Work to be completed: Copy the data from its start down to the line containing "Enumerate the UI", both ends included, substituting "Sintered sample" for "Sintered part" and changing nothing else. Leave the pictures out of the result.

· · · · ·

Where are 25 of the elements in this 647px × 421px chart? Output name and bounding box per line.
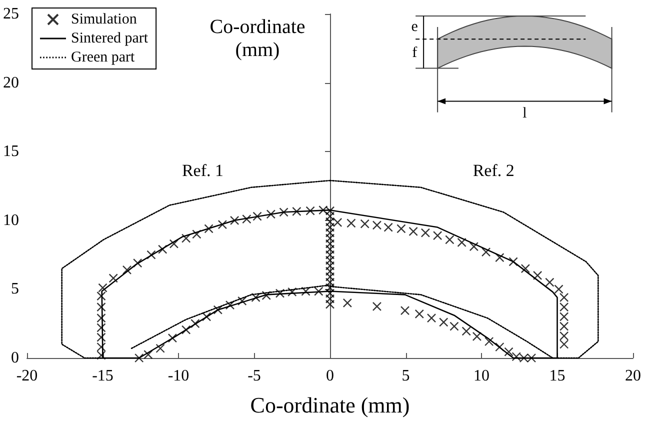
x-tick-label: -5 bbox=[248, 368, 261, 384]
y-tick-label: 10 bbox=[3, 212, 19, 229]
x-tick-label: -20 bbox=[16, 368, 38, 384]
legend-label: Sintered part bbox=[71, 30, 149, 46]
y-tick-label: 25 bbox=[3, 6, 19, 22]
x-axis-title: Co-ordinate (mm) bbox=[250, 392, 410, 418]
x-tick-label: 5 bbox=[402, 368, 410, 384]
y-tick-label: 20 bbox=[3, 74, 19, 92]
annotation: e bbox=[411, 18, 418, 35]
legend-label: Green part bbox=[71, 50, 136, 66]
annotation: l bbox=[522, 106, 527, 122]
annotation: Ref. 1 bbox=[182, 161, 224, 180]
x-tick-label: 20 bbox=[625, 368, 641, 384]
annotation: Ref. 2 bbox=[472, 161, 514, 180]
legend-label: Simulation bbox=[71, 12, 138, 28]
x-tick-label: 0 bbox=[326, 368, 334, 384]
x-tick-label: -10 bbox=[168, 368, 190, 384]
y-tick-label: 15 bbox=[3, 143, 19, 160]
annotation: f bbox=[412, 45, 418, 62]
y-axis-title: Co-ordinate (mm) bbox=[208, 16, 306, 62]
x-tick-label: -15 bbox=[92, 368, 114, 384]
y-tick-label: 0 bbox=[11, 350, 19, 366]
x-tick-label: 10 bbox=[474, 368, 490, 384]
x-tick-label: 15 bbox=[549, 368, 566, 384]
y-tick-label: 5 bbox=[11, 280, 19, 298]
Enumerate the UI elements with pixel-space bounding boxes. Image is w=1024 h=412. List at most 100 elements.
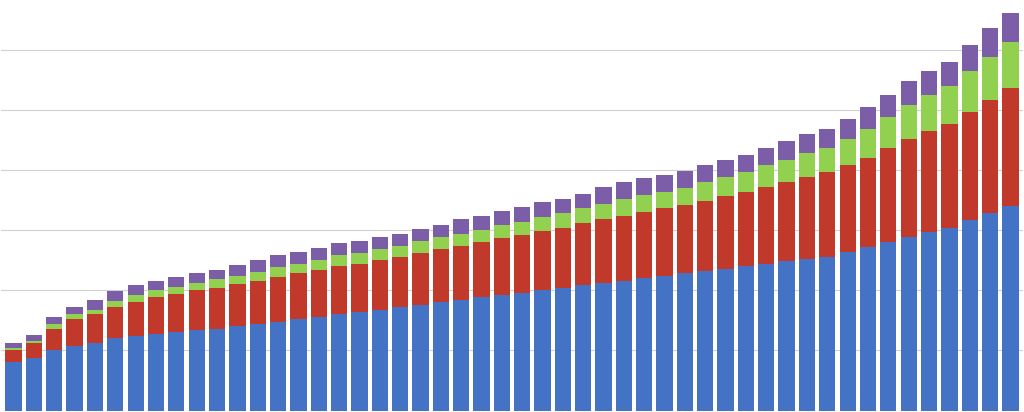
Bar: [1002, 206, 1019, 411]
Bar: [108, 301, 124, 307]
Bar: [46, 329, 62, 351]
Bar: [26, 358, 42, 411]
Bar: [656, 192, 673, 208]
Bar: [941, 124, 957, 228]
Bar: [413, 241, 429, 253]
Bar: [677, 274, 693, 411]
Bar: [147, 297, 164, 334]
Bar: [351, 241, 368, 253]
Bar: [656, 276, 673, 411]
Bar: [860, 107, 877, 129]
Bar: [87, 314, 103, 343]
Bar: [738, 155, 754, 172]
Bar: [677, 188, 693, 205]
Bar: [372, 309, 388, 411]
Bar: [67, 314, 83, 319]
Bar: [738, 192, 754, 266]
Bar: [595, 283, 611, 411]
Bar: [535, 290, 551, 411]
Bar: [555, 288, 571, 411]
Bar: [87, 309, 103, 314]
Bar: [188, 290, 205, 330]
Bar: [453, 234, 469, 246]
Bar: [575, 208, 591, 223]
Bar: [229, 326, 246, 411]
Bar: [433, 302, 449, 411]
Bar: [656, 208, 673, 276]
Bar: [413, 305, 429, 411]
Bar: [758, 264, 774, 411]
Bar: [819, 172, 836, 257]
Bar: [900, 237, 916, 411]
Bar: [168, 287, 184, 294]
Bar: [535, 202, 551, 217]
Bar: [514, 222, 530, 235]
Bar: [595, 204, 611, 219]
Bar: [636, 195, 652, 212]
Bar: [331, 243, 347, 255]
Bar: [26, 335, 42, 341]
Bar: [555, 228, 571, 288]
Bar: [819, 257, 836, 411]
Bar: [514, 235, 530, 293]
Bar: [433, 225, 449, 237]
Bar: [758, 148, 774, 165]
Bar: [656, 175, 673, 192]
Bar: [494, 239, 510, 295]
Bar: [575, 194, 591, 208]
Bar: [270, 255, 286, 267]
Bar: [982, 28, 998, 57]
Bar: [413, 229, 429, 241]
Bar: [290, 319, 306, 411]
Bar: [310, 317, 327, 411]
Bar: [535, 231, 551, 290]
Bar: [799, 134, 815, 153]
Bar: [921, 232, 937, 411]
Bar: [575, 223, 591, 286]
Bar: [147, 334, 164, 411]
Bar: [615, 182, 632, 199]
Bar: [982, 57, 998, 100]
Bar: [209, 329, 225, 411]
Bar: [840, 252, 856, 411]
Bar: [697, 201, 714, 271]
Bar: [697, 165, 714, 182]
Bar: [819, 129, 836, 148]
Bar: [921, 71, 937, 95]
Bar: [67, 346, 83, 411]
Bar: [147, 290, 164, 297]
Bar: [738, 266, 754, 411]
Bar: [290, 264, 306, 274]
Bar: [5, 351, 22, 363]
Bar: [595, 187, 611, 204]
Bar: [921, 131, 937, 232]
Bar: [270, 277, 286, 321]
Bar: [250, 260, 266, 272]
Bar: [229, 265, 246, 276]
Bar: [881, 242, 896, 411]
Bar: [67, 307, 83, 314]
Bar: [615, 215, 632, 281]
Bar: [718, 160, 734, 177]
Bar: [636, 178, 652, 195]
Bar: [921, 95, 937, 131]
Bar: [188, 283, 205, 290]
Bar: [270, 321, 286, 411]
Bar: [108, 291, 124, 301]
Bar: [453, 246, 469, 300]
Bar: [473, 230, 489, 242]
Bar: [188, 330, 205, 411]
Bar: [128, 295, 143, 302]
Bar: [718, 197, 734, 269]
Bar: [636, 278, 652, 411]
Bar: [881, 95, 896, 117]
Bar: [372, 237, 388, 249]
Bar: [778, 141, 795, 160]
Bar: [941, 228, 957, 411]
Bar: [290, 252, 306, 264]
Bar: [494, 211, 510, 225]
Bar: [250, 272, 266, 281]
Bar: [615, 199, 632, 215]
Bar: [962, 220, 978, 411]
Bar: [128, 286, 143, 295]
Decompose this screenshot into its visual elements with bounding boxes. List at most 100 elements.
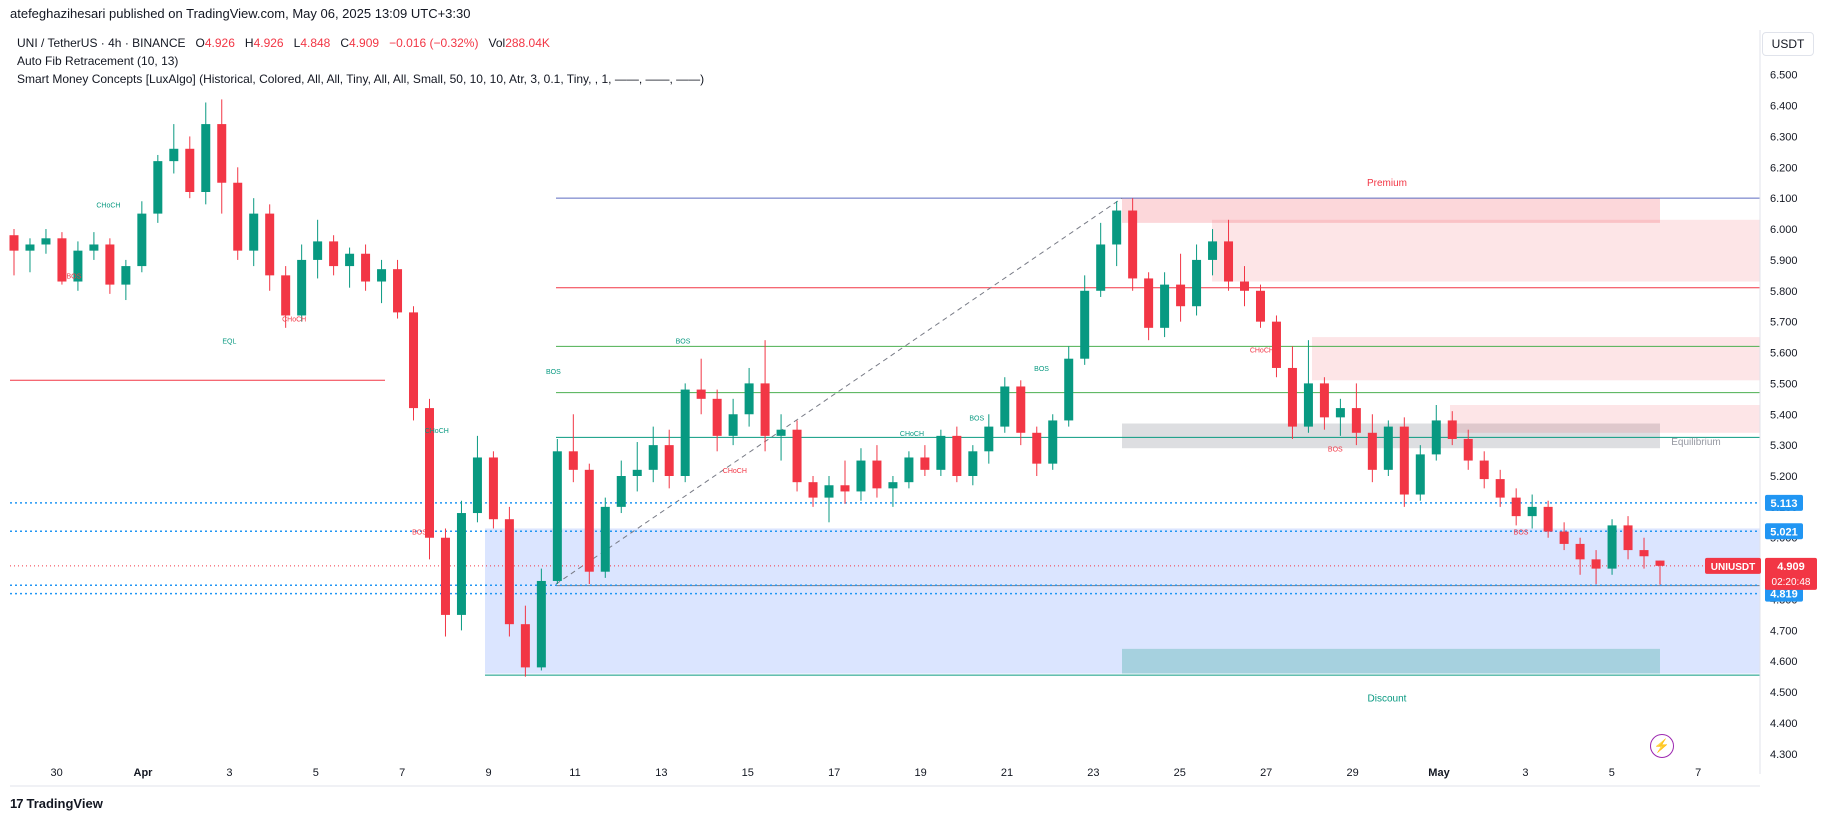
x-tick-label: 27 — [1260, 767, 1272, 779]
candle-body — [824, 485, 834, 498]
candle-body — [440, 537, 450, 615]
supply-block-1 — [1212, 219, 1760, 282]
candle-body — [1160, 284, 1170, 328]
open-label: O — [195, 36, 205, 50]
candle-body — [105, 244, 115, 285]
candle-body — [1479, 460, 1489, 480]
equilibrium-label: Equilibrium — [1671, 437, 1720, 448]
price-badge-label: 5.113 — [1771, 498, 1798, 510]
y-tick-label: 6.500 — [1770, 70, 1798, 82]
currency-selector[interactable]: USDT — [1762, 32, 1814, 56]
symbol-ohlc-row: UNI / TetherUS · 4h · BINANCE O4.926 H4.… — [17, 34, 704, 52]
structure-label: BOS — [546, 369, 561, 376]
candle-body — [984, 426, 994, 452]
y-tick-label: 4.700 — [1770, 625, 1798, 637]
candle-body — [1303, 383, 1313, 427]
candle-body — [1048, 420, 1058, 464]
price-badge-label: 4.819 — [1770, 589, 1798, 601]
chart-legend: UNI / TetherUS · 4h · BINANCE O4.926 H4.… — [17, 34, 704, 88]
candle-body — [25, 244, 35, 251]
x-tick-label: 29 — [1346, 767, 1358, 779]
y-tick-label: 6.000 — [1770, 224, 1798, 236]
candle-body — [1575, 543, 1585, 560]
candle-body — [744, 383, 754, 415]
candle-body — [1623, 525, 1633, 551]
open-value: 4.926 — [204, 36, 235, 50]
candle-body — [936, 435, 946, 470]
candle-body — [536, 580, 546, 668]
publisher-credit: atefeghazihesari published on TradingVie… — [10, 6, 471, 21]
candle-body — [1144, 278, 1154, 328]
last-price-badge — [1765, 557, 1817, 590]
candle-body — [1224, 241, 1234, 282]
candle-body — [520, 624, 530, 668]
premium-zone — [1122, 198, 1660, 223]
structure-label: CHoCH — [1250, 348, 1274, 355]
y-tick-label: 5.800 — [1770, 286, 1798, 298]
candle-body — [920, 457, 930, 470]
candle-body — [616, 476, 626, 507]
candle-body — [393, 269, 403, 313]
symbol-badge-label: UNIUSDT — [1711, 562, 1755, 573]
y-tick-label: 5.400 — [1770, 409, 1798, 421]
structure-label: CHoCH — [96, 202, 120, 209]
y-tick-label: 6.400 — [1770, 101, 1798, 113]
close-value: 4.909 — [349, 36, 380, 50]
candle-body — [568, 451, 578, 470]
structure-label: BOS — [969, 415, 984, 422]
candle-body — [1032, 432, 1042, 464]
candle-body — [840, 485, 850, 492]
tv-logo-icon: 17 — [10, 796, 24, 811]
candle-body — [856, 460, 866, 492]
price-badge — [1765, 523, 1803, 540]
candle-body — [1128, 210, 1138, 279]
x-tick-label: 30 — [50, 767, 62, 779]
volume-value: 288.04K — [505, 36, 550, 50]
candle-body — [1415, 454, 1425, 495]
candle-body — [169, 148, 179, 162]
candle-body — [41, 238, 51, 245]
y-tick-label: 6.200 — [1770, 162, 1798, 174]
close-label: C — [340, 36, 350, 50]
candle-body — [904, 457, 914, 483]
candle-body — [760, 383, 770, 436]
candle-body — [1000, 386, 1010, 427]
structure-label: BOS — [1514, 530, 1529, 537]
discount-zone — [485, 528, 1760, 674]
x-tick-label: 3 — [1522, 767, 1528, 779]
candle-body — [872, 460, 882, 489]
candle-body — [1559, 531, 1569, 544]
candle-body — [808, 482, 818, 498]
candle-body — [1335, 408, 1345, 418]
candle-body — [1319, 383, 1329, 418]
x-tick-label: 23 — [1087, 767, 1099, 779]
candle-body — [233, 182, 243, 251]
structure-label: BOS — [676, 338, 691, 345]
candle-body — [1431, 420, 1441, 455]
candle-body — [281, 275, 291, 316]
structure-label: BOS — [66, 273, 81, 280]
lightning-icon[interactable]: ⚡ — [1650, 734, 1674, 758]
candle-body — [57, 238, 67, 282]
candle-body — [201, 124, 211, 192]
symbol-title[interactable]: UNI / TetherUS · 4h · BINANCE — [17, 36, 186, 50]
y-tick-label: 4.500 — [1770, 687, 1798, 699]
tv-brand-text: TradingView — [26, 796, 103, 811]
y-tick-label: 4.300 — [1770, 749, 1798, 761]
structure-label: EQL — [222, 338, 236, 345]
volume-label: Vol — [488, 36, 506, 50]
candle-body — [73, 250, 83, 282]
y-tick-label: 5.600 — [1770, 348, 1798, 360]
candle-body — [1607, 525, 1617, 569]
indicator-fib[interactable]: Auto Fib Retracement (10, 13) — [17, 54, 179, 68]
candle-body — [1495, 479, 1505, 498]
indicator-smc[interactable]: Smart Money Concepts [LuxAlgo] (Historic… — [17, 72, 705, 86]
structure-label: CHoCH — [723, 468, 747, 475]
x-tick-label: 11 — [569, 767, 580, 779]
discount-block — [1122, 648, 1660, 674]
x-tick-label: 9 — [486, 767, 492, 779]
candle-body — [297, 259, 307, 316]
y-tick-label: 6.300 — [1770, 131, 1798, 143]
candle-body — [409, 312, 419, 409]
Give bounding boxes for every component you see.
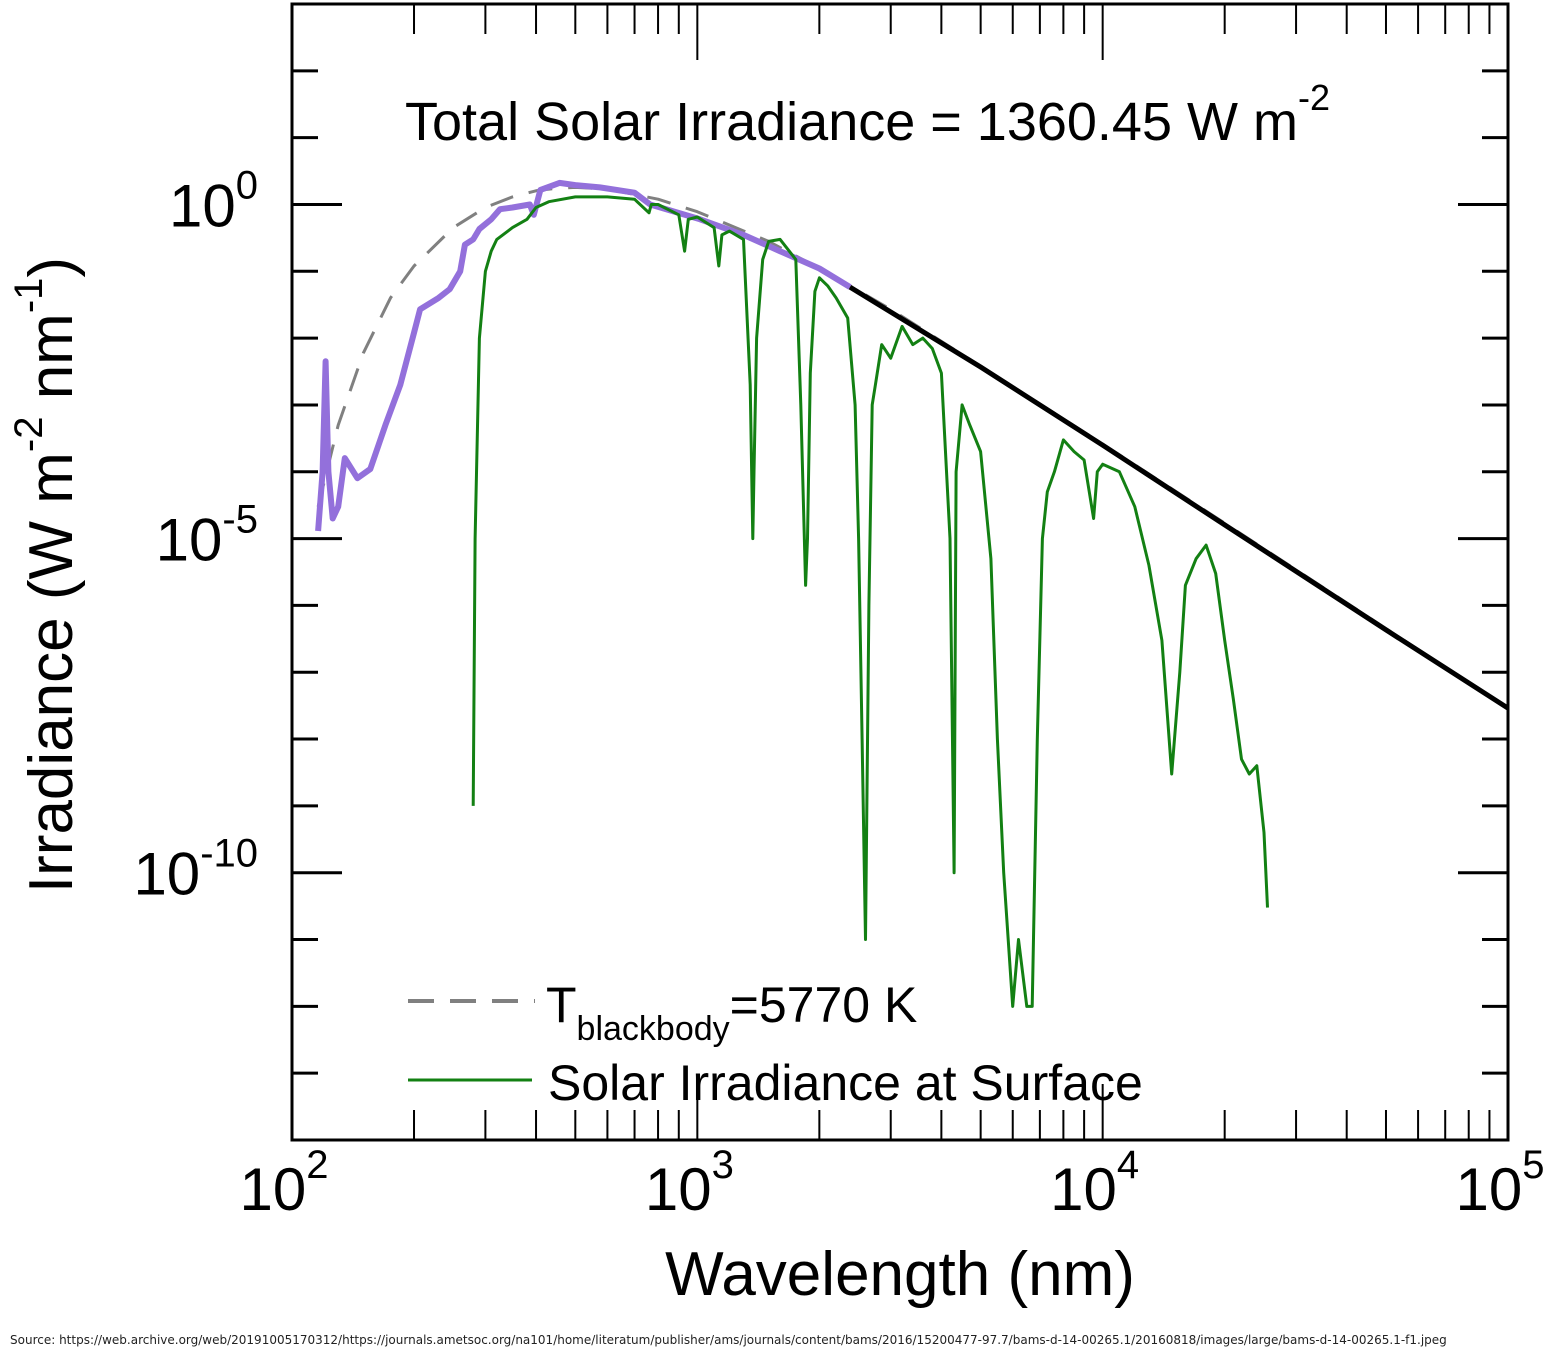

· · · · ·

The answer:
Where are 25 of the elements in this 647px × 421px chart? Output name and bounding box per line.
x-tick-label: -5 bbox=[248, 368, 261, 384]
y-tick-label: 10 bbox=[3, 212, 19, 229]
x-tick-label: -20 bbox=[16, 368, 38, 384]
legend-label: Sintered sample bbox=[71, 30, 149, 46]
y-tick-label: 25 bbox=[3, 6, 19, 22]
x-axis-title: Co-ordinate (mm) bbox=[250, 392, 410, 418]
x-tick-label: 5 bbox=[402, 368, 410, 384]
y-tick-label: 20 bbox=[3, 74, 19, 92]
annotation: e bbox=[411, 18, 418, 35]
legend-label: Green part bbox=[71, 50, 136, 66]
annotation: l bbox=[522, 106, 527, 122]
annotation: Ref. 1 bbox=[182, 161, 224, 180]
x-tick-label: 20 bbox=[625, 368, 641, 384]
annotation: Ref. 2 bbox=[472, 161, 514, 180]
legend-label: Simulation bbox=[71, 12, 138, 28]
x-tick-label: 0 bbox=[326, 368, 334, 384]
x-tick-label: -10 bbox=[168, 368, 190, 384]
y-tick-label: 15 bbox=[3, 143, 19, 160]
annotation: f bbox=[412, 45, 418, 62]
y-axis-title: Co-ordinate (mm) bbox=[208, 16, 306, 62]
x-tick-label: -15 bbox=[92, 368, 114, 384]
y-tick-label: 0 bbox=[11, 350, 19, 366]
x-tick-label: 10 bbox=[474, 368, 490, 384]
x-tick-label: 15 bbox=[549, 368, 566, 384]
y-tick-label: 5 bbox=[11, 280, 19, 298]
Enumerate the UI elements with pixel-space bounding boxes. Image is w=1024 h=412. List at most 100 elements.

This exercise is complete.